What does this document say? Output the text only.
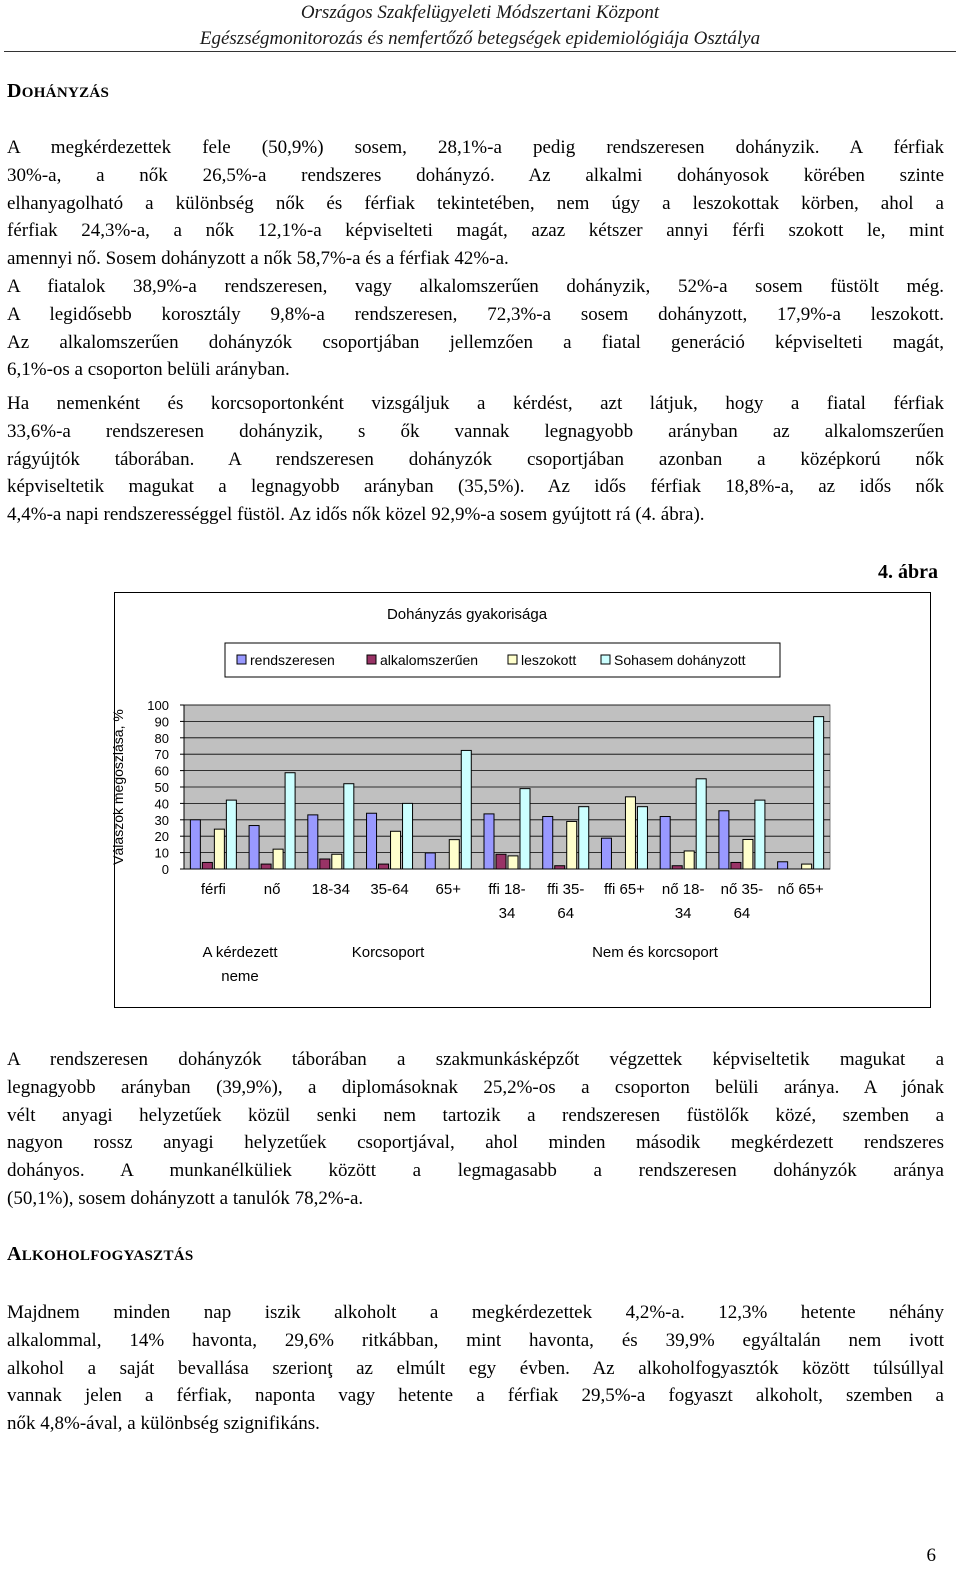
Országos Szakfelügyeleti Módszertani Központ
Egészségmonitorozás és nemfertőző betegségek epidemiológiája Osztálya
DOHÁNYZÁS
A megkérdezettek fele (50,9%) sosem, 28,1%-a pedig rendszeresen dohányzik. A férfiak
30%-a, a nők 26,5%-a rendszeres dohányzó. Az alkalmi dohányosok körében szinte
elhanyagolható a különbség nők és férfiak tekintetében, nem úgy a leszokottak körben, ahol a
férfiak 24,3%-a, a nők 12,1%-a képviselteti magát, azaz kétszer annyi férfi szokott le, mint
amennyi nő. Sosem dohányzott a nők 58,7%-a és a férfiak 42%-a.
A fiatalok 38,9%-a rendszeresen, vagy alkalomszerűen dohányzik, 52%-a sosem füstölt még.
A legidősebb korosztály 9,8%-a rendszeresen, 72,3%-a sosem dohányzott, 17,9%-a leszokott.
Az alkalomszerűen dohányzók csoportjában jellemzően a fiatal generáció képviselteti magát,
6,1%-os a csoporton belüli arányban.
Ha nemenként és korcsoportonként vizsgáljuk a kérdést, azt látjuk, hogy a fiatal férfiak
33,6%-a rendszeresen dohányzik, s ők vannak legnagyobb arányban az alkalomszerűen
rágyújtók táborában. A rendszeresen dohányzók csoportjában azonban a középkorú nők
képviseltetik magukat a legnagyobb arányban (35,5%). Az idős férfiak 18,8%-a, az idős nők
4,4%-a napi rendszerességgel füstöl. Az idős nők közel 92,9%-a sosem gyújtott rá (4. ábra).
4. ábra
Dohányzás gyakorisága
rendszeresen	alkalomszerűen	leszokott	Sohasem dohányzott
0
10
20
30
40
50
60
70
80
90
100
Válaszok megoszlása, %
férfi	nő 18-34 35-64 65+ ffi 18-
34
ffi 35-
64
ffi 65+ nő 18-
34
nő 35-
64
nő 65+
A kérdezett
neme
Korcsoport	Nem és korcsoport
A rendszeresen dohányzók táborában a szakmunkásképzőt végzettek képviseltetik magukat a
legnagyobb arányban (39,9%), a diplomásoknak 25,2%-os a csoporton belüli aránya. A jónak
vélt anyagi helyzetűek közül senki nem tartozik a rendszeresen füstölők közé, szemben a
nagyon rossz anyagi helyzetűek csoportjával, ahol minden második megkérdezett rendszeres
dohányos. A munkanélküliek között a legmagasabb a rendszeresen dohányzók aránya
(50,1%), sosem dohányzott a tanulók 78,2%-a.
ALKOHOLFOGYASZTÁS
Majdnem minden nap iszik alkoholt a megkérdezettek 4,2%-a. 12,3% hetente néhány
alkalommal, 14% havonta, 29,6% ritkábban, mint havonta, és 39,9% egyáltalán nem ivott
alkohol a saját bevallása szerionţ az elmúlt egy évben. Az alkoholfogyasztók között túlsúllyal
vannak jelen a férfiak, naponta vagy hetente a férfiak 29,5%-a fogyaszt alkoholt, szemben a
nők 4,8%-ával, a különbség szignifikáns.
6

***

◆ STATED GOAL: A number is the only answer here: how many lines of the material above contain "minden"?

◆ EXERCISE RESULT: 2